== Task inputs

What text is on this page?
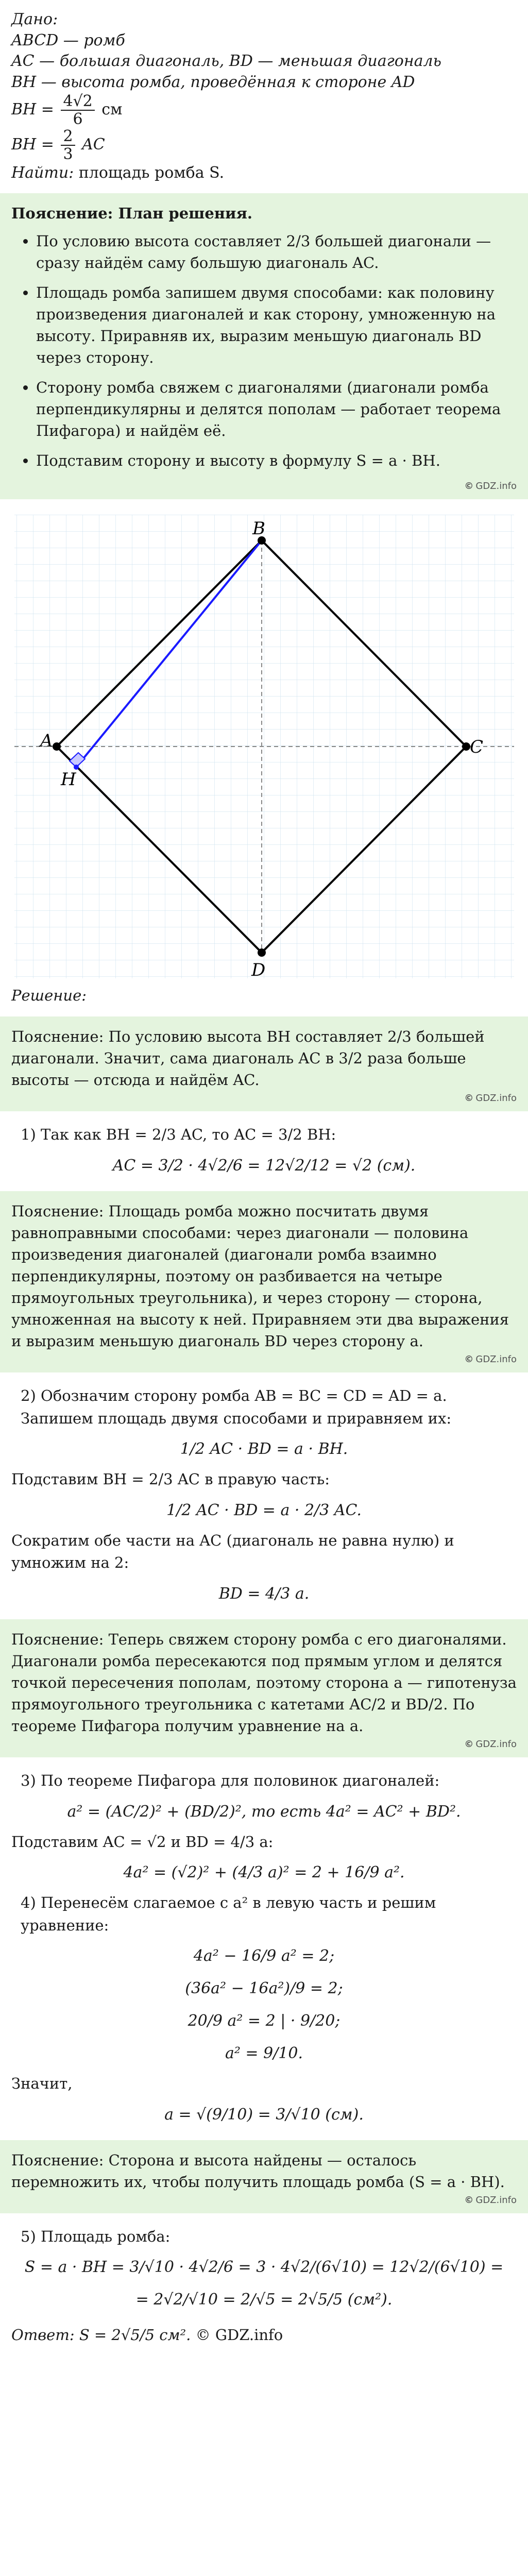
Дано:
ABCD — ромб
AC — большая диагональ, BD — меньшая диагональ
BH — высота ромба, проведённая к стороне AD
BH = $\frac{4√2}{6}$ см
BH = $\frac{2}{3}$ AC
Найти: площадь ромба S.
Пояснение: План решения.
• По условию высота составляет 2/3 большей диагонали — сразу найдём саму большую диагональ AC.
• Площадь ромба запишем двумя способами: как половину произведения диагоналей и как сторону, умноженную на высоту. Приравняв их, выразим меньшую диагональ BD через сторону.
• Сторону ромба свяжем с диагоналями (диагонали ромба перпендикулярны и делятся пополам — работает теорема Пифагора) и найдём её.
• Подставим сторону и высоту в формулу S = a · BH.
© GDZ.info
A
B
C
D
H
Решение:
Пояснение: По условию высота BH составляет 2/3 большей диагонали. Значит, сама диагональ AC в 3/2 раза больше высоты — отсюда и найдём AC.
© GDZ.info
1) Так как BH = 2/3 AC, то AC = 3/2 BH:
AC = 3/2 · 4√2/6 = 12√2/12 = √2 (см).
Пояснение: Площадь ромба можно посчитать двумя равноправными способами: через диагонали — половина произведения диагоналей (диагонали ромба взаимно перпендикулярны, поэтому он разбивается на четыре прямоугольных треугольника), и через сторону — сторона, умноженная на высоту к ней. Приравняем эти два выражения и выразим меньшую диагональ BD через сторону a.
© GDZ.info
2) Обозначим сторону ромба AB = BC = CD = AD = a. Запишем площадь двумя способами и приравняем их:
1/2 AC · BD = a · BH.
Подставим BH = 2/3 AC в правую часть:
1/2 AC · BD = a · 2/3 AC.
Сократим обе части на AC (диагональ не равна нулю) и умножим на 2:
BD = 4/3 a.
Пояснение: Теперь свяжем сторону ромба с его диагоналями. Диагонали ромба пересекаются под прямым углом и делятся точкой пересечения пополам, поэтому сторона a — гипотенуза прямоугольного треугольника с катетами AC/2 и BD/2. По теореме Пифагора получим уравнение на a.
© GDZ.info
3) По теореме Пифагора для половинок диагоналей:
a² = (AC/2)² + (BD/2)², то есть 4a² = AC² + BD².
Подставим AC = √2 и BD = 4/3 a:
4a² = (√2)² + (4/3 a)² = 2 + 16/9 a².
4) Перенесём слагаемое с a² в левую часть и решим уравнение:
4a² − 16/9 a² = 2;
(36a² − 16a²)/9 = 2;
20/9 a² = 2 | · 9/20;
a² = 9/10.
Значит,
a = √(9/10) = 3/√10 (см).
Пояснение: Сторона и высота найдены — осталось перемножить их, чтобы получить площадь ромба (S = a · BH).
© GDZ.info
5) Площадь ромба:
S = a · BH = 3/√10 · 4√2/6 = 3 · 4√2/(6√10) = 12√2/(6√10) =
= 2√2/√10 = 2/√5 = 2√5/5 (см²).
Ответ: S = 2√5/5 см². © GDZ.info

====

__Exercise task__. Of the lines above, how many hold the string "пополам"? Answer with only the number.

__Completed exercise__. 2